Part of a data file
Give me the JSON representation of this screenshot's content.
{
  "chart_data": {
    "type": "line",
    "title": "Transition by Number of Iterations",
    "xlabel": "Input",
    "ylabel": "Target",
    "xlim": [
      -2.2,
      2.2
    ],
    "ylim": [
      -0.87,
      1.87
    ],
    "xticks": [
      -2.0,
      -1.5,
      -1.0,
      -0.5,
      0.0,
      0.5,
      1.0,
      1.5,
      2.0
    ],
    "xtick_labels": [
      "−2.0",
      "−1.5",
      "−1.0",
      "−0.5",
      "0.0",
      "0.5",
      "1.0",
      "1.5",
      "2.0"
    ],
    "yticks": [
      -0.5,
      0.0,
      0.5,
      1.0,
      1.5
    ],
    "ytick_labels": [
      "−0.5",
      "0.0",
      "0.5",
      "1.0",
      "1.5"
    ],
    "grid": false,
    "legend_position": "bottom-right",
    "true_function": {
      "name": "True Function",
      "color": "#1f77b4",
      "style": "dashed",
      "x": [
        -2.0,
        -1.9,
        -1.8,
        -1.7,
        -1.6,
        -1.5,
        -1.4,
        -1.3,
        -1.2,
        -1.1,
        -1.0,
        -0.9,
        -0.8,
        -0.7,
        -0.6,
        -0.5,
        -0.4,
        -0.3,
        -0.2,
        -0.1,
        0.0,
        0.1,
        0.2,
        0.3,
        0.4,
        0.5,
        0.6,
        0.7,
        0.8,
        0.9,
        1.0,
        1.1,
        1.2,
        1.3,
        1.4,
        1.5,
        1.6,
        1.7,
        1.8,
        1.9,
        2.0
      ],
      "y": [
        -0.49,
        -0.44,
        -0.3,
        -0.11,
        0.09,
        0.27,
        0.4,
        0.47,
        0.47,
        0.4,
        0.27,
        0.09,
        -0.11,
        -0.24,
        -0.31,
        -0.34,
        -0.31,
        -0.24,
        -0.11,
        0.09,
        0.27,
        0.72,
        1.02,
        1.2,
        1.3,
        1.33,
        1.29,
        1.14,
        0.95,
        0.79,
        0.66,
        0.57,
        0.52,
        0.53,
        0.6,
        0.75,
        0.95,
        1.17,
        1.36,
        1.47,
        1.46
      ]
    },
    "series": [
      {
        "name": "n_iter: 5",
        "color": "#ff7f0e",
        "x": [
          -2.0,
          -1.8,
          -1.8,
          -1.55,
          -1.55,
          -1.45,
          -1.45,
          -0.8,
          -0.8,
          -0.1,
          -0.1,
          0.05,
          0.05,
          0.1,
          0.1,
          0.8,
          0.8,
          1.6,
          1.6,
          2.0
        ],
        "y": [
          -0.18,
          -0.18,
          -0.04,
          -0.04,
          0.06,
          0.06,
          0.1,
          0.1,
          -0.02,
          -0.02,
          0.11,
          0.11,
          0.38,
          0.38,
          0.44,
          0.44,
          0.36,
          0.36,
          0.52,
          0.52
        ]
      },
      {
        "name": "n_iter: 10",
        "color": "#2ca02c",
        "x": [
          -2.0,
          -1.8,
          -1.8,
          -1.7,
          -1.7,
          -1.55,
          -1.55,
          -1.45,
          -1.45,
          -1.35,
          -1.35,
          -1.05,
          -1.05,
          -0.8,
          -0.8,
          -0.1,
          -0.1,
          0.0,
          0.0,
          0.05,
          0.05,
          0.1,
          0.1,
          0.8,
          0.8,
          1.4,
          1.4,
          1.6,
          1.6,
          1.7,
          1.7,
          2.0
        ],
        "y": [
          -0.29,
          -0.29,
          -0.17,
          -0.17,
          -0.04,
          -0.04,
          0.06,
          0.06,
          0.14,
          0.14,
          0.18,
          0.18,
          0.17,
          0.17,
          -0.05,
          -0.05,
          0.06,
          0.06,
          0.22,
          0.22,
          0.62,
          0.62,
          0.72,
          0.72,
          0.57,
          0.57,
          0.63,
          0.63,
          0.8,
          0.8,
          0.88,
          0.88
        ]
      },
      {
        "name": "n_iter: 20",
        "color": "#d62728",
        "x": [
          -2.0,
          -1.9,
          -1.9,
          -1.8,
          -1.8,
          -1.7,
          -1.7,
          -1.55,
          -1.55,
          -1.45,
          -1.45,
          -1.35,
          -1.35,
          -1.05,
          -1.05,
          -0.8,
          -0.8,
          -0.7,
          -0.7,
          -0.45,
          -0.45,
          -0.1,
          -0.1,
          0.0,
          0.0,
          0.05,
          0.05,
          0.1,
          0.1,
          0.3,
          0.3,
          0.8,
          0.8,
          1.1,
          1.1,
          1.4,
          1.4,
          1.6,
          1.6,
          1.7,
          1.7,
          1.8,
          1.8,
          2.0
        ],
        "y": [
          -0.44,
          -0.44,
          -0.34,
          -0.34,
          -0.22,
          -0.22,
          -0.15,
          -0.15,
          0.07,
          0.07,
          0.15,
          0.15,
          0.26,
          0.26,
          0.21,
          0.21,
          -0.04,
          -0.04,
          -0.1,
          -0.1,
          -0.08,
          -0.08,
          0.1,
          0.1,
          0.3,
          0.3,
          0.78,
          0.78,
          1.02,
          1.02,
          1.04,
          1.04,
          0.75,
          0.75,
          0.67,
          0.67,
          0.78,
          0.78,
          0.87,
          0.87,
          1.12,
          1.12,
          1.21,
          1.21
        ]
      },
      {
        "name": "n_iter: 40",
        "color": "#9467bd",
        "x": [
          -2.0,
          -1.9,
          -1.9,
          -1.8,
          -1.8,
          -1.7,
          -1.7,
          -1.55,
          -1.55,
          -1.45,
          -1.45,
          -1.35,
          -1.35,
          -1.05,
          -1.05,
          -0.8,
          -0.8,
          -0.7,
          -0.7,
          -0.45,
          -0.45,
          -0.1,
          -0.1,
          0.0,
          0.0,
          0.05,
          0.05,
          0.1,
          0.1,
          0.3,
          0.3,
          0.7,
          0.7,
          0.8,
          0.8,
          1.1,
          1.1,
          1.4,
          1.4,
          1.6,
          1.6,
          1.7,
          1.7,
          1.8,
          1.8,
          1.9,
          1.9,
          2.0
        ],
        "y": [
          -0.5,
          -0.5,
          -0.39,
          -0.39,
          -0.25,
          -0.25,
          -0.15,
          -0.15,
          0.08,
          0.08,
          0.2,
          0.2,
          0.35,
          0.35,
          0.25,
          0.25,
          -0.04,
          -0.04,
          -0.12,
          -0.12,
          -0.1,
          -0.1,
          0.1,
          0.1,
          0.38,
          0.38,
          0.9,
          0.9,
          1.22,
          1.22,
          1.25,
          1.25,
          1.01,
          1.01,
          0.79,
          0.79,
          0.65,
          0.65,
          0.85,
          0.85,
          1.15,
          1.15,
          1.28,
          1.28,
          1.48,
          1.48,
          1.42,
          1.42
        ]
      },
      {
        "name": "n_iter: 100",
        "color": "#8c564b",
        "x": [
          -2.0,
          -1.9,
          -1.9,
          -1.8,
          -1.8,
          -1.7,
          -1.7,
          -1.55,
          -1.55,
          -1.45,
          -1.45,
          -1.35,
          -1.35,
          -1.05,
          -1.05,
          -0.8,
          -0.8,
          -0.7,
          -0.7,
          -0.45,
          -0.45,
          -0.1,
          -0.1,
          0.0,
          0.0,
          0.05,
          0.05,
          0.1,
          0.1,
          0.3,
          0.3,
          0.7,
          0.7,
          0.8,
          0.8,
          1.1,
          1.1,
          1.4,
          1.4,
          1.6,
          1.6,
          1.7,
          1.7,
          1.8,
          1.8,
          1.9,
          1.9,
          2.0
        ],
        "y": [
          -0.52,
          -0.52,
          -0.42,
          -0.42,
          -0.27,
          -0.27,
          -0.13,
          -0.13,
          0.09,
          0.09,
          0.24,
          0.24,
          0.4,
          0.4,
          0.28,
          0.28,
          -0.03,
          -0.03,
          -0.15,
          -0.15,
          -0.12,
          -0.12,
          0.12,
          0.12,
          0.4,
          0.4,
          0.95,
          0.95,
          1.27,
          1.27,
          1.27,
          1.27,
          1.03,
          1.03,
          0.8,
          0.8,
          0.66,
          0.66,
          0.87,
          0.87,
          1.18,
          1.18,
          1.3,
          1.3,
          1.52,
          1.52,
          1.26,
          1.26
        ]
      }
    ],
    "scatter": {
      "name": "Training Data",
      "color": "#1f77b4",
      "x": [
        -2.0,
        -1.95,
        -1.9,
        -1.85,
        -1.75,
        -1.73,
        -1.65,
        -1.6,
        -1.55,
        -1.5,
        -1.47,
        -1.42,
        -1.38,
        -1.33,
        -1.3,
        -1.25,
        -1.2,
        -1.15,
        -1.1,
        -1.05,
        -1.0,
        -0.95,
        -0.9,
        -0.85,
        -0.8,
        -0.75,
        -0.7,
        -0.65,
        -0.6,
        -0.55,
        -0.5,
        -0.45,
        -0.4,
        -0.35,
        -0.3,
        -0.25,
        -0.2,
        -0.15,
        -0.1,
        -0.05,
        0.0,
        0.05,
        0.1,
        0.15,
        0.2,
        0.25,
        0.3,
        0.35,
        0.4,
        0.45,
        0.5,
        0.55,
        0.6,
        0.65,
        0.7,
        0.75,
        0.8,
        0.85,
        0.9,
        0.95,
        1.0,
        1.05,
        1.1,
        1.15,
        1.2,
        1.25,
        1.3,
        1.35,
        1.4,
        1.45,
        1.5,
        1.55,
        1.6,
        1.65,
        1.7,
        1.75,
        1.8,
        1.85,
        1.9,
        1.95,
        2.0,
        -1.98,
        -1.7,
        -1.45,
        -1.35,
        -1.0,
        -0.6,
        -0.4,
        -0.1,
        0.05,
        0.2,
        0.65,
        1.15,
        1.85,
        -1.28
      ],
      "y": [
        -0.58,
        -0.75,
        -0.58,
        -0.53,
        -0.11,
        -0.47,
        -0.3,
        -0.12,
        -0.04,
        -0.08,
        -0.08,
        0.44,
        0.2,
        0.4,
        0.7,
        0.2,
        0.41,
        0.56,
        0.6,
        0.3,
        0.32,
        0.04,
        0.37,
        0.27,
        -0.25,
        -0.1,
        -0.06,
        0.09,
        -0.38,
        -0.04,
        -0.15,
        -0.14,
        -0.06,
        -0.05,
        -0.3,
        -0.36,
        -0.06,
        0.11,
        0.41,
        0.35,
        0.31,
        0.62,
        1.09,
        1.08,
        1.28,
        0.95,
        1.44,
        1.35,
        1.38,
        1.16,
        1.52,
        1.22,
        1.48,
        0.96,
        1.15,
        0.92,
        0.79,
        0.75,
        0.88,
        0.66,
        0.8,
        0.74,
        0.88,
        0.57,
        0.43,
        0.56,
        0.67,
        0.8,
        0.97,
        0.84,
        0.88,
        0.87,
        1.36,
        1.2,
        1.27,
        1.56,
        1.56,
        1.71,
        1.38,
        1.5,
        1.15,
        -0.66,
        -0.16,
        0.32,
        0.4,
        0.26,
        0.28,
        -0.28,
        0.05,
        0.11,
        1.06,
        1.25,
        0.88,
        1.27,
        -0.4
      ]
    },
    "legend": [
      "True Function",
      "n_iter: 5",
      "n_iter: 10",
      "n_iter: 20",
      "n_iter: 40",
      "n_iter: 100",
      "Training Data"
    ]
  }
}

• [Work to do]:
Which lines above hold the word "name"? Copy each of them.

• [Solved problem]:
      "name": "True Function",
        "name": "n_iter: 5",
        "name": "n_iter: 10",
        "name": "n_iter: 20",
        "name": "n_iter: 40",
        "name": "n_iter: 100",
      "name": "Training Data",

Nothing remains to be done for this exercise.